## TASK INSTRUCTIONS
Quote the entries word for word. Omit the pictures.

## TASK MATERIAL
>> BEGIN
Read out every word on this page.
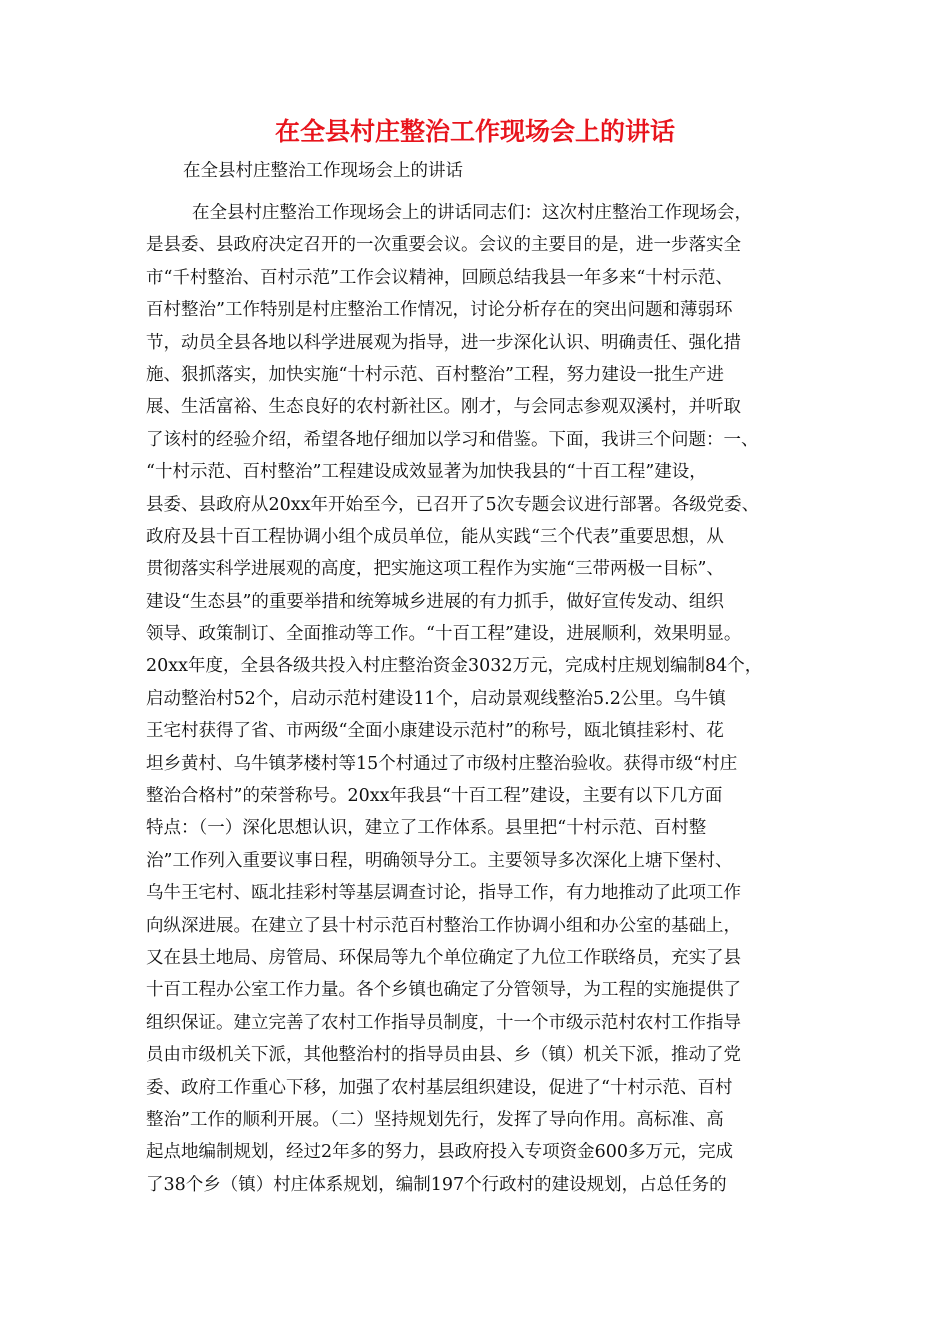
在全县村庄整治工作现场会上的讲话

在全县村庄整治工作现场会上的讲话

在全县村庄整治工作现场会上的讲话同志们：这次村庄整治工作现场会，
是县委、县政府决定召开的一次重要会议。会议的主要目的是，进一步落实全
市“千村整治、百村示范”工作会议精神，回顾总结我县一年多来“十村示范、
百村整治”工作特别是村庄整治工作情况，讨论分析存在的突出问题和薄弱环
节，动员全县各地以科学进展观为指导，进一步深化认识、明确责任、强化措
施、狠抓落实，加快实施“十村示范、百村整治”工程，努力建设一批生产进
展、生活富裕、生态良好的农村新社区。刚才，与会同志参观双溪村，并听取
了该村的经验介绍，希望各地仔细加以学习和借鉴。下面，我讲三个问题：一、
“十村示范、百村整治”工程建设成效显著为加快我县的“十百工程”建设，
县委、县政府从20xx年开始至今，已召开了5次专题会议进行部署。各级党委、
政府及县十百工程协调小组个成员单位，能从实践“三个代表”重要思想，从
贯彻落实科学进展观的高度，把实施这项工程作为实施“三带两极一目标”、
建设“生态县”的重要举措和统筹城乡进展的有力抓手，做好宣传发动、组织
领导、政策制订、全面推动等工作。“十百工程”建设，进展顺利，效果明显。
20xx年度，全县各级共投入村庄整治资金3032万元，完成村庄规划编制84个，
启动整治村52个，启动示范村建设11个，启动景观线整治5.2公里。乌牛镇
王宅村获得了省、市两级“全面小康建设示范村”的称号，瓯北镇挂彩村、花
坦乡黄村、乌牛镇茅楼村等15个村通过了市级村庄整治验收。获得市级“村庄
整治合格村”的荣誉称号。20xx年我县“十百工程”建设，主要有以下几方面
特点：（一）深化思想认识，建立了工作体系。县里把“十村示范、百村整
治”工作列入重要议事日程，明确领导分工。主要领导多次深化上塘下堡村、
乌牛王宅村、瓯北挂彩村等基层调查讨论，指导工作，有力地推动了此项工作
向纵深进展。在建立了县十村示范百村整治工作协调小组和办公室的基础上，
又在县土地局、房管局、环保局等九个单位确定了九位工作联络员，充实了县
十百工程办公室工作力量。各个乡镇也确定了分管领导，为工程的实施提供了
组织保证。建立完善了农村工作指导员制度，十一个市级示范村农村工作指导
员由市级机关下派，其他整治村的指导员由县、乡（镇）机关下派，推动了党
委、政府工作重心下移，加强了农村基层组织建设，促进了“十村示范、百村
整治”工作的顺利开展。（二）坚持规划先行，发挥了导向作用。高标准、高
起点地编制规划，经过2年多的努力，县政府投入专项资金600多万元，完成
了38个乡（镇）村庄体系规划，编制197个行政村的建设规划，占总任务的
>> END
## COMPLETED EXERCISE
Read out every word on this page.
在全县村庄整治工作现场会上的讲话

在全县村庄整治工作现场会上的讲话

在全县村庄整治工作现场会上的讲话同志们：这次村庄整治工作现场会，
是县委、县政府决定召开的一次重要会议。会议的主要目的是，进一步落实全
市“千村整治、百村示范”工作会议精神，回顾总结我县一年多来“十村示范、
百村整治”工作特别是村庄整治工作情况，讨论分析存在的突出问题和薄弱环
节，动员全县各地以科学进展观为指导，进一步深化认识、明确责任、强化措
施、狠抓落实，加快实施“十村示范、百村整治”工程，努力建设一批生产进
展、生活富裕、生态良好的农村新社区。刚才，与会同志参观双溪村，并听取
了该村的经验介绍，希望各地仔细加以学习和借鉴。下面，我讲三个问题：一、
“十村示范、百村整治”工程建设成效显著为加快我县的“十百工程”建设，
县委、县政府从20xx年开始至今，已召开了5次专题会议进行部署。各级党委、
政府及县十百工程协调小组个成员单位，能从实践“三个代表”重要思想，从
贯彻落实科学进展观的高度，把实施这项工程作为实施“三带两极一目标”、
建设“生态县”的重要举措和统筹城乡进展的有力抓手，做好宣传发动、组织
领导、政策制订、全面推动等工作。“十百工程”建设，进展顺利，效果明显。
20xx年度，全县各级共投入村庄整治资金3032万元，完成村庄规划编制84个，
启动整治村52个，启动示范村建设11个，启动景观线整治5.2公里。乌牛镇
王宅村获得了省、市两级“全面小康建设示范村”的称号，瓯北镇挂彩村、花
坦乡黄村、乌牛镇茅楼村等15个村通过了市级村庄整治验收。获得市级“村庄
整治合格村”的荣誉称号。20xx年我县“十百工程”建设，主要有以下几方面
特点：（一）深化思想认识，建立了工作体系。县里把“十村示范、百村整
治”工作列入重要议事日程，明确领导分工。主要领导多次深化上塘下堡村、
乌牛王宅村、瓯北挂彩村等基层调查讨论，指导工作，有力地推动了此项工作
向纵深进展。在建立了县十村示范百村整治工作协调小组和办公室的基础上，
又在县土地局、房管局、环保局等九个单位确定了九位工作联络员，充实了县
十百工程办公室工作力量。各个乡镇也确定了分管领导，为工程的实施提供了
组织保证。建立完善了农村工作指导员制度，十一个市级示范村农村工作指导
员由市级机关下派，其他整治村的指导员由县、乡（镇）机关下派，推动了党
委、政府工作重心下移，加强了农村基层组织建设，促进了“十村示范、百村
整治”工作的顺利开展。（二）坚持规划先行，发挥了导向作用。高标准、高
起点地编制规划，经过2年多的努力，县政府投入专项资金600多万元，完成
了38个乡（镇）村庄体系规划，编制197个行政村的建设规划，占总任务的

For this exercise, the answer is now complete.